● REQUIRED WORK: Answer with the number of lines in the listing below that contain the word "高傲与偏见", and nothing else.

——————————

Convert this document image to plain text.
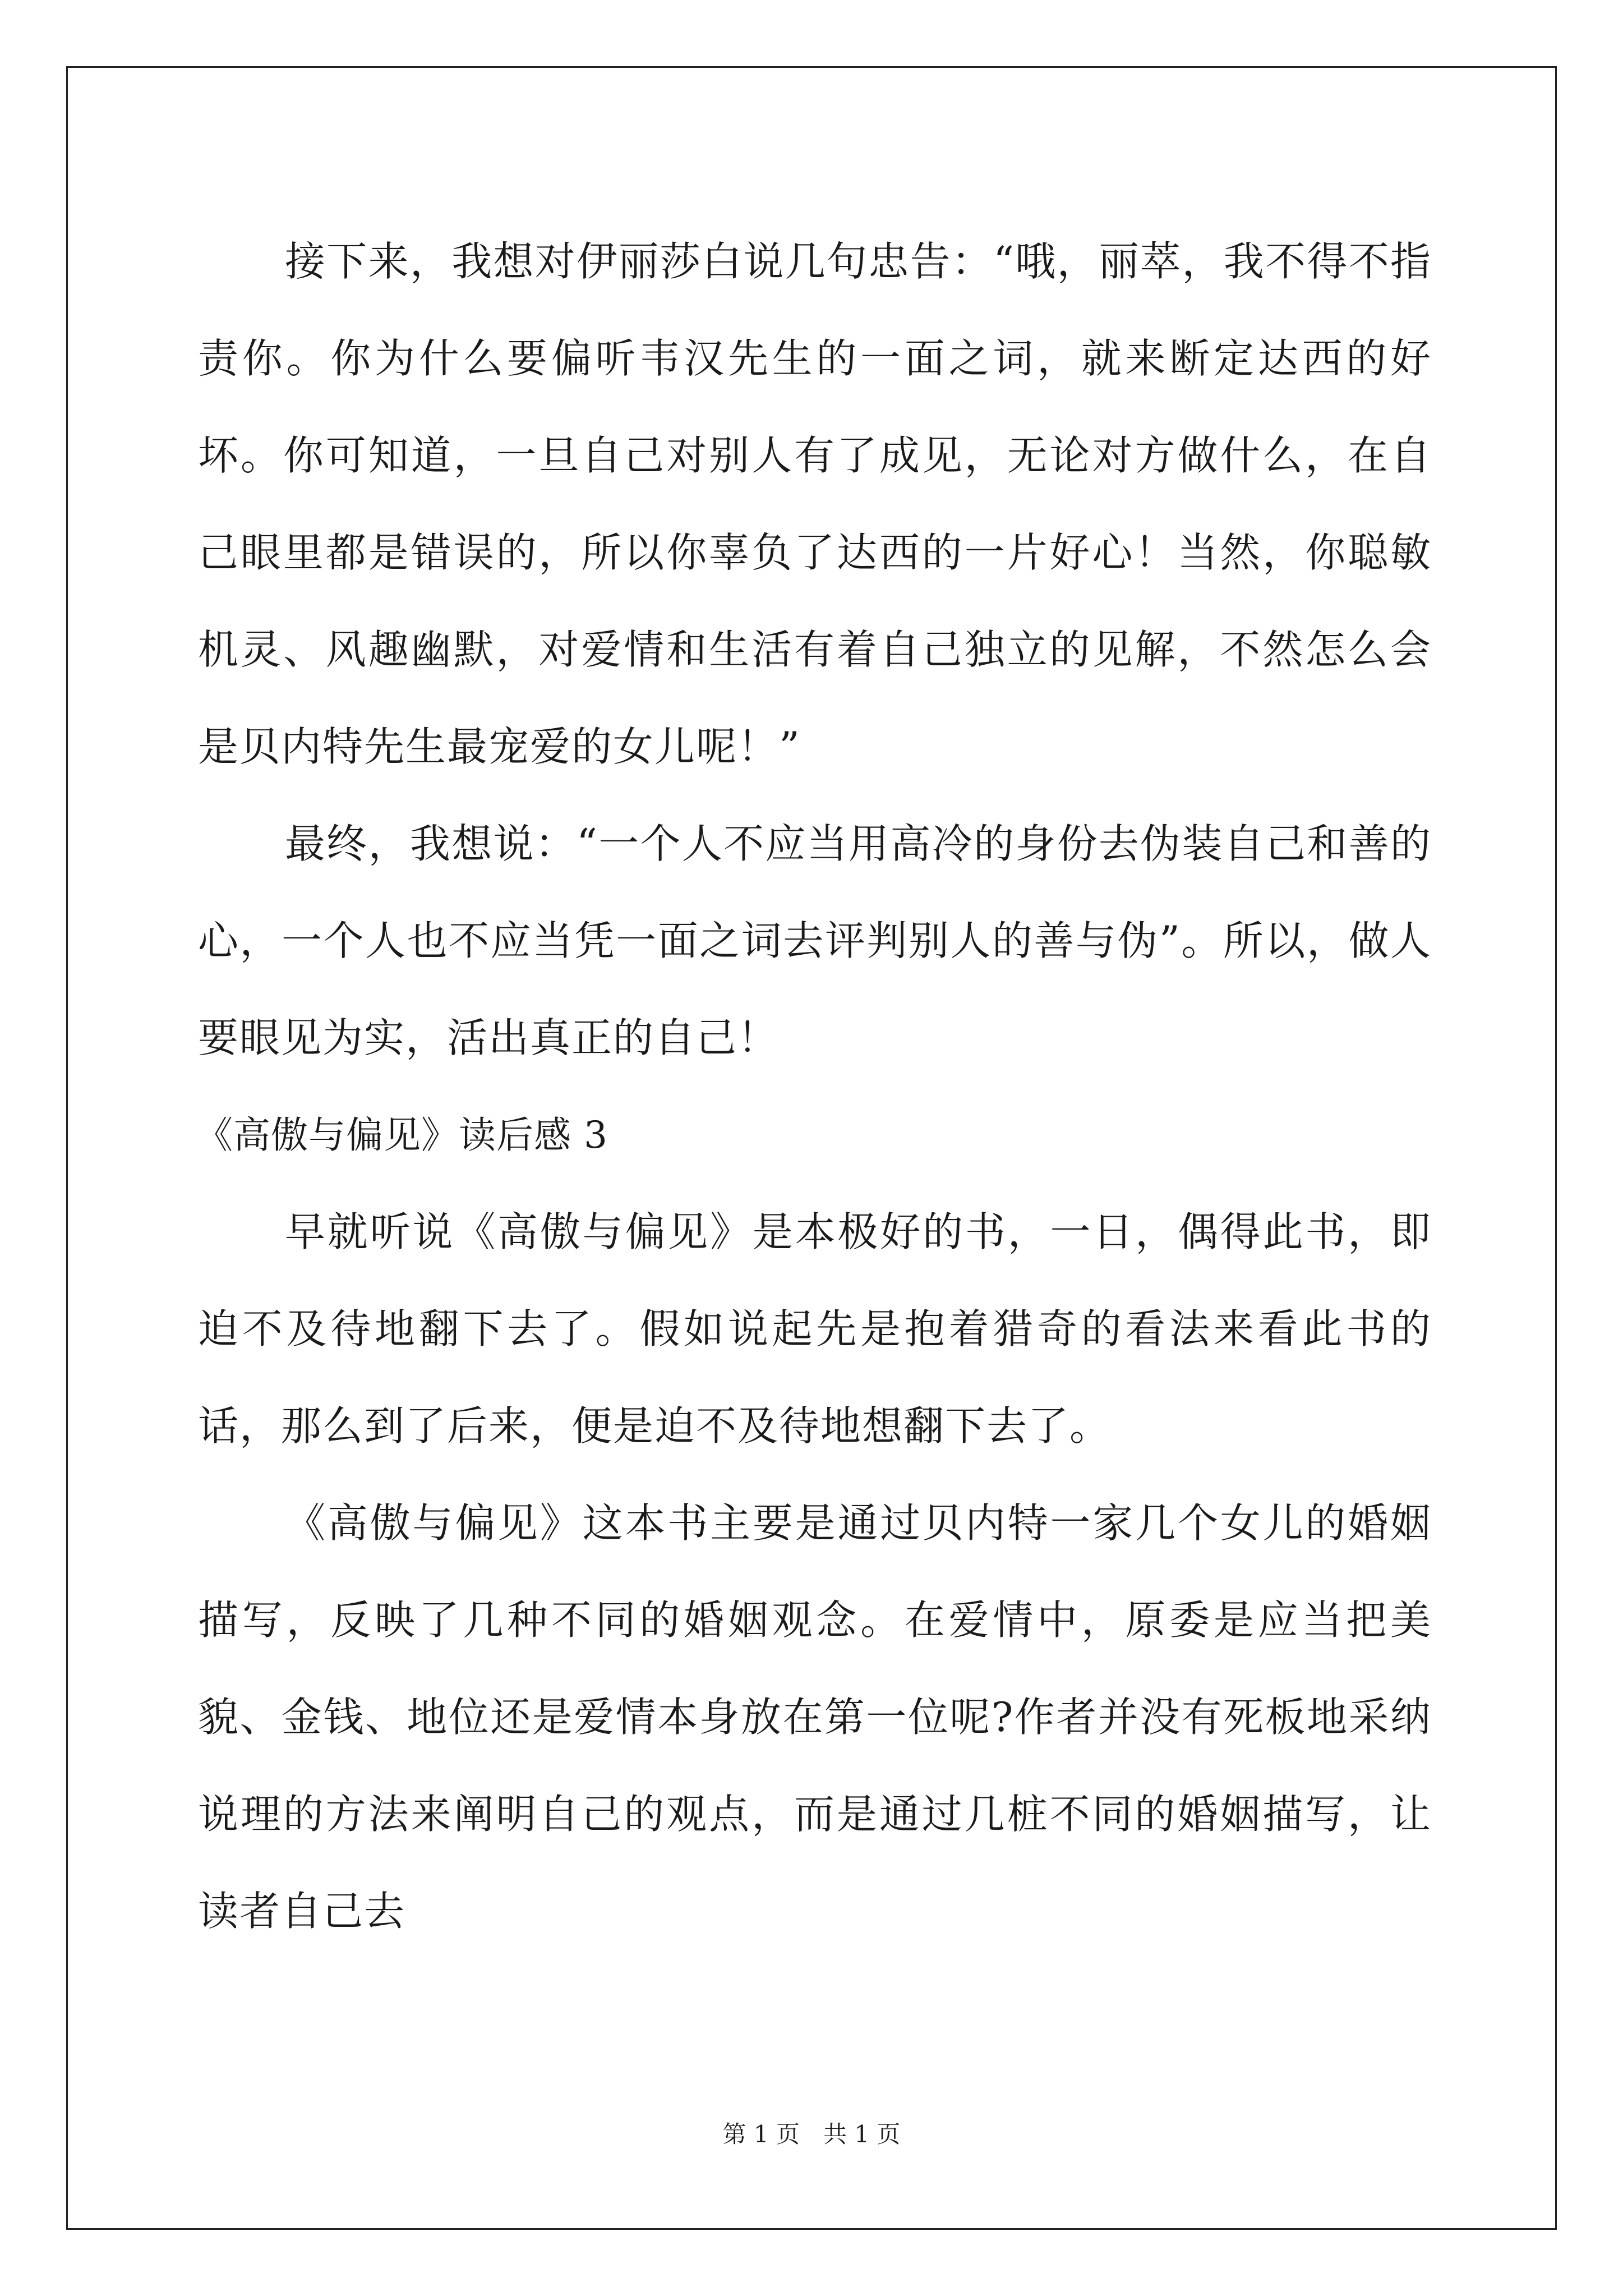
接下来，我想对伊丽莎白说几句忠告：“哦，丽萃，我不得不指责你。你为什么要偏听韦汉先生的一面之词，就来断定达西的好坏。你可知道，一旦自己对别人有了成见，无论对方做什么，在自己眼里都是错误的，所以你辜负了达西的一片好心！当然，你聪敏机灵、风趣幽默，对爱情和生活有着自己独立的见解，不然怎么会是贝内特先生最宠爱的女儿呢！”

最终，我想说：“一个人不应当用高冷的身份去伪装自己和善的心，一个人也不应当凭一面之词去评判别人的善与伪”。所以，做人要眼见为实，活出真正的自己！

《高傲与偏见》读后感 3

早就听说《高傲与偏见》是本极好的书，一日，偶得此书，即迫不及待地翻下去了。假如说起先是抱着猎奇的看法来看此书的话，那么到了后来，便是迫不及待地想翻下去了。

《高傲与偏见》这本书主要是通过贝内特一家几个女儿的婚姻描写，反映了几种不同的婚姻观念。在爱情中，原委是应当把美貌、金钱、地位还是爱情本身放在第一位呢?作者并没有死板地采纳说理的方法来阐明自己的观点，而是通过几桩不同的婚姻描写，让读者自己去

第 1 页　共 1 页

——————————

● COMPLETED EXERCISE: 3